Stored items
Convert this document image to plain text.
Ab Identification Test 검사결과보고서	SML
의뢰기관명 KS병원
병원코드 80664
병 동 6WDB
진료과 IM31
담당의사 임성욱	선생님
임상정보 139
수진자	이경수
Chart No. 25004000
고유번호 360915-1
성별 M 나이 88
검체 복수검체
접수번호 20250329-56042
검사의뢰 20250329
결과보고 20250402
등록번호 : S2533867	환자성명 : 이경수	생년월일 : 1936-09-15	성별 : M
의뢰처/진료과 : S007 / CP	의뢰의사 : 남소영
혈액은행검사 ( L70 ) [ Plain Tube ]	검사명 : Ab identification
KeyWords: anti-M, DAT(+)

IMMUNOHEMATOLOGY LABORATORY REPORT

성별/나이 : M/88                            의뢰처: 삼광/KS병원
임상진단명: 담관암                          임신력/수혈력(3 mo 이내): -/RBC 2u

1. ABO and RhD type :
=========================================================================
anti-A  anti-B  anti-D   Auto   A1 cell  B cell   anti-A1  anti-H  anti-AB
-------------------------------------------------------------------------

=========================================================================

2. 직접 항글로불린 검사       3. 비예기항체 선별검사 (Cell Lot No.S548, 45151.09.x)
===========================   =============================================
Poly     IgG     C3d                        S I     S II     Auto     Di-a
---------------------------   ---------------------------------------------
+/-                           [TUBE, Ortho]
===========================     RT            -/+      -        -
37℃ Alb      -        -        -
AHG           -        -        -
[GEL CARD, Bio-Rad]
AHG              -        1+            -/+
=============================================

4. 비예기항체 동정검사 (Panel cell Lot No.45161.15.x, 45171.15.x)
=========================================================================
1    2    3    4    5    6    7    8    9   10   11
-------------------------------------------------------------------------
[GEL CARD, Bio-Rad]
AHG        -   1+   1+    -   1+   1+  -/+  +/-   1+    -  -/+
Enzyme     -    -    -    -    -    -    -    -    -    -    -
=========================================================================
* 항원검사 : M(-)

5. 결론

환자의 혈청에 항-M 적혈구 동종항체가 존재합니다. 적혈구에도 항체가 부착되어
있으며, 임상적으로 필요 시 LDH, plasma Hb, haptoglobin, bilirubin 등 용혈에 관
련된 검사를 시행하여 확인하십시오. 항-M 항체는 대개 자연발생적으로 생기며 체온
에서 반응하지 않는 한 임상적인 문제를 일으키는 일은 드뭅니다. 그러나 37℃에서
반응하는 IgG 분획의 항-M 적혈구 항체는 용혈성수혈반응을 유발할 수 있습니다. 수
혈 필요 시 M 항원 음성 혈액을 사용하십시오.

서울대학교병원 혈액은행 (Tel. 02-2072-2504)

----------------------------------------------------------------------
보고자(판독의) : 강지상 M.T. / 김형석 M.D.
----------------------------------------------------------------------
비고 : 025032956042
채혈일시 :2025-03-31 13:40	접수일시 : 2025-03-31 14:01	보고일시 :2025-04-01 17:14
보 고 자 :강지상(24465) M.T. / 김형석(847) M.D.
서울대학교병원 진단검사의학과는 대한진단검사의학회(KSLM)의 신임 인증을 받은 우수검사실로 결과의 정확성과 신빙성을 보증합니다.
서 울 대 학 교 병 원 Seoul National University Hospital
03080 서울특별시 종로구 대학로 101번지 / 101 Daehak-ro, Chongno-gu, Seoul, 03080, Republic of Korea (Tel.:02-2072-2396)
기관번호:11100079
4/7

--- DIRECTIONS FOR THIS TASK ---
Once you have read the data, reproduce all of it exactly.

--- RESPONSE BOX ---
Convert this document image to plain text.
Ab Identification Test 검사결과보고서	SML
의뢰기관명 KS병원
병원코드 80664
병 동 6WDB
진료과 IM31
담당의사 임성욱	선생님
임상정보 139
수진자	이경수
Chart No. 25004000
고유번호 360915-1
성별 M 나이 88
검체 복수검체
접수번호 20250329-56042
검사의뢰 20250329
결과보고 20250402
등록번호 : S2533867	환자성명 : 이경수	생년월일 : 1936-09-15	성별 : M
의뢰처/진료과 : S007 / CP	의뢰의사 : 남소영
혈액은행검사 ( L70 ) [ Plain Tube ]	검사명 : Ab identification
KeyWords: anti-M, DAT(+)

IMMUNOHEMATOLOGY LABORATORY REPORT

성별/나이 : M/88                            의뢰처: 삼광/KS병원
임상진단명: 담관암                          임신력/수혈력(3 mo 이내): -/RBC 2u

1. ABO and RhD type :
=========================================================================
anti-A  anti-B  anti-D   Auto   A1 cell  B cell   anti-A1  anti-H  anti-AB
-------------------------------------------------------------------------

=========================================================================

2. 직접 항글로불린 검사       3. 비예기항체 선별검사 (Cell Lot No.S548, 45151.09.x)
===========================   =============================================
Poly     IgG     C3d                        S I     S II     Auto     Di-a
---------------------------   ---------------------------------------------
+/-                           [TUBE, Ortho]
===========================     RT            -/+      -        -
37℃ Alb      -        -        -
AHG           -        -        -
[GEL CARD, Bio-Rad]
AHG              -        1+            -/+
=============================================

4. 비예기항체 동정검사 (Panel cell Lot No.45161.15.x, 45171.15.x)
=========================================================================
1    2    3    4    5    6    7    8    9   10   11
-------------------------------------------------------------------------
[GEL CARD, Bio-Rad]
AHG        -   1+   1+    -   1+   1+  -/+  +/-   1+    -  -/+
Enzyme     -    -    -    -    -    -    -    -    -    -    -
=========================================================================
* 항원검사 : M(-)

5. 결론

환자의 혈청에 항-M 적혈구 동종항체가 존재합니다. 적혈구에도 항체가 부착되어
있으며, 임상적으로 필요 시 LDH, plasma Hb, haptoglobin, bilirubin 등 용혈에 관
련된 검사를 시행하여 확인하십시오. 항-M 항체는 대개 자연발생적으로 생기며 체온
에서 반응하지 않는 한 임상적인 문제를 일으키는 일은 드뭅니다. 그러나 37℃에서
반응하는 IgG 분획의 항-M 적혈구 항체는 용혈성수혈반응을 유발할 수 있습니다. 수
혈 필요 시 M 항원 음성 혈액을 사용하십시오.

서울대학교병원 혈액은행 (Tel. 02-2072-2504)

----------------------------------------------------------------------
보고자(판독의) : 강지상 M.T. / 김형석 M.D.
----------------------------------------------------------------------
비고 : 025032956042
채혈일시 :2025-03-31 13:40	접수일시 : 2025-03-31 14:01	보고일시 :2025-04-01 17:14
보 고 자 :강지상(24465) M.T. / 김형석(847) M.D.
서울대학교병원 진단검사의학과는 대한진단검사의학회(KSLM)의 신임 인증을 받은 우수검사실로 결과의 정확성과 신빙성을 보증합니다.
서 울 대 학 교 병 원 Seoul National University Hospital
03080 서울특별시 종로구 대학로 101번지 / 101 Daehak-ro, Chongno-gu, Seoul, 03080, Republic of Korea (Tel.:02-2072-2396)
기관번호:11100079
4/7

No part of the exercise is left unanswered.